# WHAT YOU ARE ASKED TO DO:
Render the material from its first line through the line containing "quoted-tweet-card[interactable]: Piers Morgan" as a JSON list of strings, one string per line, with blank lines omitted.

(Dataset records)
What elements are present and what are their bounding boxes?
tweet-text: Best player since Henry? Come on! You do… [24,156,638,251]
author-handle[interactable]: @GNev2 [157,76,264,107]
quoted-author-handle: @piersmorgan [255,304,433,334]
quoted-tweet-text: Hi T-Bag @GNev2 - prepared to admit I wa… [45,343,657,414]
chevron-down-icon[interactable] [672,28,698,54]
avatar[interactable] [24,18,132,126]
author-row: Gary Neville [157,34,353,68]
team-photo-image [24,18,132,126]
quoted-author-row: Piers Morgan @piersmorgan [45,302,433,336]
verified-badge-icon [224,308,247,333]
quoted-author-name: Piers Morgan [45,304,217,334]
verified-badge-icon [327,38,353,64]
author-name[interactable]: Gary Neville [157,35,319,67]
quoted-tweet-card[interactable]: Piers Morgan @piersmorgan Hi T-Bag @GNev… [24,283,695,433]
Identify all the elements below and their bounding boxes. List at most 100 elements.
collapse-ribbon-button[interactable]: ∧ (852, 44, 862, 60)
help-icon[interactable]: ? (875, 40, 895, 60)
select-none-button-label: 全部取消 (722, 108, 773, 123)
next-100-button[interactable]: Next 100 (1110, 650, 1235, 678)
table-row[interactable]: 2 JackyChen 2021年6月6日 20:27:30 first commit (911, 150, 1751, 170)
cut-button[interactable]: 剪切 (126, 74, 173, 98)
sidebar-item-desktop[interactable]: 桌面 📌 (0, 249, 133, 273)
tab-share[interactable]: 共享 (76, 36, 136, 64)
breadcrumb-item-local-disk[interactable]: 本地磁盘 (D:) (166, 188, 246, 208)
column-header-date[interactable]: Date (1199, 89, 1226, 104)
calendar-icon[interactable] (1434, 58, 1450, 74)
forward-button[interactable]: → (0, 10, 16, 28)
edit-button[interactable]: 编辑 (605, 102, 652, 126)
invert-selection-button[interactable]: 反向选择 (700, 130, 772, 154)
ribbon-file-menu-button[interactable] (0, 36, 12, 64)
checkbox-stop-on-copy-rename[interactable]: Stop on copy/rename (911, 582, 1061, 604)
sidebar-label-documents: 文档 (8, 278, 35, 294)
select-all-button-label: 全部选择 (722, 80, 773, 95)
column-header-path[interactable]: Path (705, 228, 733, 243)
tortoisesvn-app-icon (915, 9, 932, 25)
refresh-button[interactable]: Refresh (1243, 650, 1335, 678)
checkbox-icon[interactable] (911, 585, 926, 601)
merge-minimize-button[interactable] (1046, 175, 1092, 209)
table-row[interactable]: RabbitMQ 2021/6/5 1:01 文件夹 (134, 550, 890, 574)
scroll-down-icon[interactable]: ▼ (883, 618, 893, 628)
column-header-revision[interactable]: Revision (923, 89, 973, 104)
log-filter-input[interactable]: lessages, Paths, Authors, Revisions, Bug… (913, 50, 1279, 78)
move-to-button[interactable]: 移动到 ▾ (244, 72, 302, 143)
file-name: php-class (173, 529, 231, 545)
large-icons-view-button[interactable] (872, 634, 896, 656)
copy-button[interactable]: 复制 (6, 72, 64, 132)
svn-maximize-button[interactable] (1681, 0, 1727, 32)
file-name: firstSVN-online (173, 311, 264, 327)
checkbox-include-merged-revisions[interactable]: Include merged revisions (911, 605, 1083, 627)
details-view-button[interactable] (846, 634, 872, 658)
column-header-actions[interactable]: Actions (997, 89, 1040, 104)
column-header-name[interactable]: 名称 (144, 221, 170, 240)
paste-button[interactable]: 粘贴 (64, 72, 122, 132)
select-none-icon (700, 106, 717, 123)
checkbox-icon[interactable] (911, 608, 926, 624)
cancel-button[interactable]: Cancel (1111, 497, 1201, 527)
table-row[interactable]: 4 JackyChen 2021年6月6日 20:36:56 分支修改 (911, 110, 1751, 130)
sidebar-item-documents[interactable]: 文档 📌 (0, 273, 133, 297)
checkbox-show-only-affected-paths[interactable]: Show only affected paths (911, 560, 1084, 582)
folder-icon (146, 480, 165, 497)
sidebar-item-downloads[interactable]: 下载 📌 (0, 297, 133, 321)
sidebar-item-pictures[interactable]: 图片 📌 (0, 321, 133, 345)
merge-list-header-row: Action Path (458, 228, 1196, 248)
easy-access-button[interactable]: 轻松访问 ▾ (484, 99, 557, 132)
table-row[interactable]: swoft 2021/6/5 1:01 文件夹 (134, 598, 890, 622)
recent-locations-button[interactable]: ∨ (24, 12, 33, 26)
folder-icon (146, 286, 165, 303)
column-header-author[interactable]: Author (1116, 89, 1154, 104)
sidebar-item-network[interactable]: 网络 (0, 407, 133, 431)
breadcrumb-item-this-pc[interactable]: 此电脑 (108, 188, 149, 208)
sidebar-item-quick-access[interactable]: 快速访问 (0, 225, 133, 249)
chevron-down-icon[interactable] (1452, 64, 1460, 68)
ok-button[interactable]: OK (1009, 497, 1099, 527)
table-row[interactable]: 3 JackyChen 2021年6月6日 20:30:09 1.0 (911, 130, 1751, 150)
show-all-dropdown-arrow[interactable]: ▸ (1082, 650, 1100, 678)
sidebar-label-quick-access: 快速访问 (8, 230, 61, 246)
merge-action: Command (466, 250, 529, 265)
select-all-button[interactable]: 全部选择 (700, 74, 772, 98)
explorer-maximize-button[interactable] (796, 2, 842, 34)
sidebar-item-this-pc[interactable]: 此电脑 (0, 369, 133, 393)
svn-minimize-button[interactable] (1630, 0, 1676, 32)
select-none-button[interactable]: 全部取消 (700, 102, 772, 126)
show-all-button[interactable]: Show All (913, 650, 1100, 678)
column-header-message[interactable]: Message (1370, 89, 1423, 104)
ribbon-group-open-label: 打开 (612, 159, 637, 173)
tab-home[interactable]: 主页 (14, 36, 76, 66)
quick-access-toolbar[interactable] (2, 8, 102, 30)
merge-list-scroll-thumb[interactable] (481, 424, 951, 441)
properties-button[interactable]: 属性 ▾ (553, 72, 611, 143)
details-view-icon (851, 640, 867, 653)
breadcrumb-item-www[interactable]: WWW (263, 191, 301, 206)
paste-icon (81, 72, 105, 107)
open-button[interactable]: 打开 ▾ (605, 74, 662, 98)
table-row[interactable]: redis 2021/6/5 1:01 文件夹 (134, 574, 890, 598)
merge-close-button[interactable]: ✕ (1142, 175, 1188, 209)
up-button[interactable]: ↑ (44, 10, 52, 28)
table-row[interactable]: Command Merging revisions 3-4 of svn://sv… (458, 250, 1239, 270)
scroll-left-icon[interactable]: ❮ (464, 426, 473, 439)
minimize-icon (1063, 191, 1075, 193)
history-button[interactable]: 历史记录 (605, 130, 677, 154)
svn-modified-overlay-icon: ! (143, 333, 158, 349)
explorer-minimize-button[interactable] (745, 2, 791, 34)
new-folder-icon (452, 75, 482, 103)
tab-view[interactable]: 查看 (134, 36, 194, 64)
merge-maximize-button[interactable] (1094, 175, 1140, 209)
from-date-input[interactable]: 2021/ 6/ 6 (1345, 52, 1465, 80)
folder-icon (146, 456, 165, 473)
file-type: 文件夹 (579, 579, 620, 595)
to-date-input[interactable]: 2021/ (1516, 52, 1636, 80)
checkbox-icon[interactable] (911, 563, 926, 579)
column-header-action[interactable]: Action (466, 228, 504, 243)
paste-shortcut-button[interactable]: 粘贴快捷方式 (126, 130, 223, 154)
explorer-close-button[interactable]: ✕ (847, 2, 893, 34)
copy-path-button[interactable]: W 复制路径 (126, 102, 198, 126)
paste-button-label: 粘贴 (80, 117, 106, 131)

# COMPLETE OUTPUT:
[
  "What elements are present and what are their bounding boxes?",
  "tweet-text: Best player since Henry? Come on! You do… [24,156,638,251]",
  "author-handle[interactable]: @GNev2 [157,76,264,107]",
  "quoted-author-handle: @piersmorgan [255,304,433,334]",
  "quoted-tweet-text: Hi T-Bag @GNev2 - prepared to admit I wa… [45,343,657,414]",
  "chevron-down-icon[interactable] [672,28,698,54]",
  "avatar[interactable] [24,18,132,126]",
  "author-row: Gary Neville [157,34,353,68]",
  "team-photo-image [24,18,132,126]",
  "quoted-author-row: Piers Morgan @piersmorgan [45,302,433,336]",
  "verified-badge-icon [224,308,247,333]",
  "quoted-author-name: Piers Morgan [45,304,217,334]",
  "verified-badge-icon [327,38,353,64]",
  "author-name[interactable]: Gary Neville [157,35,319,67]",
  "quoted-tweet-card[interactable]: Piers Morgan @piersmorgan Hi T-Bag @GNev… [24,283,695,433]"
]